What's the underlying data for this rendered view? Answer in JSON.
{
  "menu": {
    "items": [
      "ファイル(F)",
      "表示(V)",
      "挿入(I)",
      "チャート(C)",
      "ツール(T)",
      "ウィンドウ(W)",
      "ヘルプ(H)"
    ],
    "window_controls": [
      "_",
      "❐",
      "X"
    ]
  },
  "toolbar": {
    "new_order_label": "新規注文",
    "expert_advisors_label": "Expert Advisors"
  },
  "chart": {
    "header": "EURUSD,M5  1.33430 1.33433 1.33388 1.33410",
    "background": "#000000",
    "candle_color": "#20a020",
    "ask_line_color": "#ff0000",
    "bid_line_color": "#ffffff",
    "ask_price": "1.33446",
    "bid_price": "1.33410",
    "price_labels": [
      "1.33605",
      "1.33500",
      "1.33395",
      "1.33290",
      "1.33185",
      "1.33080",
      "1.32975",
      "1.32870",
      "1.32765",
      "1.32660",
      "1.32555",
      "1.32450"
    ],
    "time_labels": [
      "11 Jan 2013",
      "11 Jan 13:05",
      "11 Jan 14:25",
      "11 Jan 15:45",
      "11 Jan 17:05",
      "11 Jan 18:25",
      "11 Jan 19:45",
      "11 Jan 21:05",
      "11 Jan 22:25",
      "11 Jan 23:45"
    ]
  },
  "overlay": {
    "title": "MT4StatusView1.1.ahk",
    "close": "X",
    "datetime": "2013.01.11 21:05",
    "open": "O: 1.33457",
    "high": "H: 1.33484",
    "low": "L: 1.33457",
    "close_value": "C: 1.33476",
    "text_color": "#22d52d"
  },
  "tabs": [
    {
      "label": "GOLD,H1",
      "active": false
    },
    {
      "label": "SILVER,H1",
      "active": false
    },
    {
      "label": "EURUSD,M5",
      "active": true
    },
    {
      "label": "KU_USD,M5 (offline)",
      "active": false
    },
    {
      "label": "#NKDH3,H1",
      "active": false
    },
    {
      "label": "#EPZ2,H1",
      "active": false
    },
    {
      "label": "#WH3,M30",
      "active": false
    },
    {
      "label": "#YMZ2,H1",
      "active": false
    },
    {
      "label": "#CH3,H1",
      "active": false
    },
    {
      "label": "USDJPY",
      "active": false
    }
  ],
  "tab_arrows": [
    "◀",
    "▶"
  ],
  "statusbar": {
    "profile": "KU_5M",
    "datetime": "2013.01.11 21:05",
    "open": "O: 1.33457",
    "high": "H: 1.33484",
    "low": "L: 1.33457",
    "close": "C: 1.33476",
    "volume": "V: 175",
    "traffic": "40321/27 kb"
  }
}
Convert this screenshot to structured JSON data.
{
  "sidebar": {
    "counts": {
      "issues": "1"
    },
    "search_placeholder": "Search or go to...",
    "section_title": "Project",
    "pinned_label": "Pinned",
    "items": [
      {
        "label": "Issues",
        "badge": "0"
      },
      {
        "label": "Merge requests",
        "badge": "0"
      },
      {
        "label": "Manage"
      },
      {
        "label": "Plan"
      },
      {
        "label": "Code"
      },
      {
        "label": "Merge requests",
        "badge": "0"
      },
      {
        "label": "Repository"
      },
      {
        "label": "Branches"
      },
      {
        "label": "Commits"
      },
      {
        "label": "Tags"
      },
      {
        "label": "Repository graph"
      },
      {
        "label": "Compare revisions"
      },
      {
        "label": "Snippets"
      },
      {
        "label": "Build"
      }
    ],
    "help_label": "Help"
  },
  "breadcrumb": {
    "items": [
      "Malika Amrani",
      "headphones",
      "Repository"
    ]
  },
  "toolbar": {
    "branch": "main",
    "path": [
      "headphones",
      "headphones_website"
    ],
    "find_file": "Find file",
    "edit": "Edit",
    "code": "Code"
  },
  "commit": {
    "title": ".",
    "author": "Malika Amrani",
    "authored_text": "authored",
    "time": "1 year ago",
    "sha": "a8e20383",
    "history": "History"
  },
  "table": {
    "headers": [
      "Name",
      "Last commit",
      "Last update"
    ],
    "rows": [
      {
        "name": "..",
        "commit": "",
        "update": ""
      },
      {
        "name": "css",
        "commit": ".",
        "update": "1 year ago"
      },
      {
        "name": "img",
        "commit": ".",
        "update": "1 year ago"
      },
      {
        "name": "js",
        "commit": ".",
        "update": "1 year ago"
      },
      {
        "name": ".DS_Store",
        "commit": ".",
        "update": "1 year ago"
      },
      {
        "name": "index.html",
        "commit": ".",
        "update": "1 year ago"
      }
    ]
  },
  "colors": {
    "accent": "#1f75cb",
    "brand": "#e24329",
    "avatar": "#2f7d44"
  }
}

GIVEN TASK: Print the records above exactly as they appear.

FULL SOLUTION:
What's the underlying data for this rendered view? Answer in JSON.
{
  "menu": {
    "items": [
      "ファイル(F)",
      "表示(V)",
      "挿入(I)",
      "チャート(C)",
      "ツール(T)",
      "ウィンドウ(W)",
      "ヘルプ(H)"
    ],
    "window_controls": [
      "_",
      "❐",
      "X"
    ]
  },
  "toolbar": {
    "new_order_label": "新規注文",
    "expert_advisors_label": "Expert Advisors"
  },
  "chart": {
    "header": "EURUSD,M5  1.33430 1.33433 1.33388 1.33410",
    "background": "#000000",
    "candle_color": "#20a020",
    "ask_line_color": "#ff0000",
    "bid_line_color": "#ffffff",
    "ask_price": "1.33446",
    "bid_price": "1.33410",
    "price_labels": [
      "1.33605",
      "1.33500",
      "1.33395",
      "1.33290",
      "1.33185",
      "1.33080",
      "1.32975",
      "1.32870",
      "1.32765",
      "1.32660",
      "1.32555",
      "1.32450"
    ],
    "time_labels": [
      "11 Jan 2013",
      "11 Jan 13:05",
      "11 Jan 14:25",
      "11 Jan 15:45",
      "11 Jan 17:05",
      "11 Jan 18:25",
      "11 Jan 19:45",
      "11 Jan 21:05",
      "11 Jan 22:25",
      "11 Jan 23:45"
    ]
  },
  "overlay": {
    "title": "MT4StatusView1.1.ahk",
    "close": "X",
    "datetime": "2013.01.11 21:05",
    "open": "O: 1.33457",
    "high": "H: 1.33484",
    "low": "L: 1.33457",
    "close_value": "C: 1.33476",
    "text_color": "#22d52d"
  },
  "tabs": [
    {
      "label": "GOLD,H1",
      "active": false
    },
    {
      "label": "SILVER,H1",
      "active": false
    },
    {
      "label": "EURUSD,M5",
      "active": true
    },
    {
      "label": "KU_USD,M5 (offline)",
      "active": false
    },
    {
      "label": "#NKDH3,H1",
      "active": false
    },
    {
      "label": "#EPZ2,H1",
      "active": false
    },
    {
      "label": "#WH3,M30",
      "active": false
    },
    {
      "label": "#YMZ2,H1",
      "active": false
    },
    {
      "label": "#CH3,H1",
      "active": false
    },
    {
      "label": "USDJPY",
      "active": false
    }
  ],
  "tab_arrows": [
    "◀",
    "▶"
  ],
  "statusbar": {
    "profile": "KU_5M",
    "datetime": "2013.01.11 21:05",
    "open": "O: 1.33457",
    "high": "H: 1.33484",
    "low": "L: 1.33457",
    "close": "C: 1.33476",
    "volume": "V: 175",
    "traffic": "40321/27 kb"
  }
}
Convert this screenshot to structured JSON data.
{
  "sidebar": {
    "counts": {
      "issues": "1"
    },
    "search_placeholder": "Search or go to...",
    "section_title": "Project",
    "pinned_label": "Pinned",
    "items": [
      {
        "label": "Issues",
        "badge": "0"
      },
      {
        "label": "Merge requests",
        "badge": "0"
      },
      {
        "label": "Manage"
      },
      {
        "label": "Plan"
      },
      {
        "label": "Code"
      },
      {
        "label": "Merge requests",
        "badge": "0"
      },
      {
        "label": "Repository"
      },
      {
        "label": "Branches"
      },
      {
        "label": "Commits"
      },
      {
        "label": "Tags"
      },
      {
        "label": "Repository graph"
      },
      {
        "label": "Compare revisions"
      },
      {
        "label": "Snippets"
      },
      {
        "label": "Build"
      }
    ],
    "help_label": "Help"
  },
  "breadcrumb": {
    "items": [
      "Malika Amrani",
      "headphones",
      "Repository"
    ]
  },
  "toolbar": {
    "branch": "main",
    "path": [
      "headphones",
      "headphones_website"
    ],
    "find_file": "Find file",
    "edit": "Edit",
    "code": "Code"
  },
  "commit": {
    "title": ".",
    "author": "Malika Amrani",
    "authored_text": "authored",
    "time": "1 year ago",
    "sha": "a8e20383",
    "history": "History"
  },
  "table": {
    "headers": [
      "Name",
      "Last commit",
      "Last update"
    ],
    "rows": [
      {
        "name": "..",
        "commit": "",
        "update": ""
      },
      {
        "name": "css",
        "commit": ".",
        "update": "1 year ago"
      },
      {
        "name": "img",
        "commit": ".",
        "update": "1 year ago"
      },
      {
        "name": "js",
        "commit": ".",
        "update": "1 year ago"
      },
      {
        "name": ".DS_Store",
        "commit": ".",
        "update": "1 year ago"
      },
      {
        "name": "index.html",
        "commit": ".",
        "update": "1 year ago"
      }
    ]
  },
  "colors": {
    "accent": "#1f75cb",
    "brand": "#e24329",
    "avatar": "#2f7d44"
  }
}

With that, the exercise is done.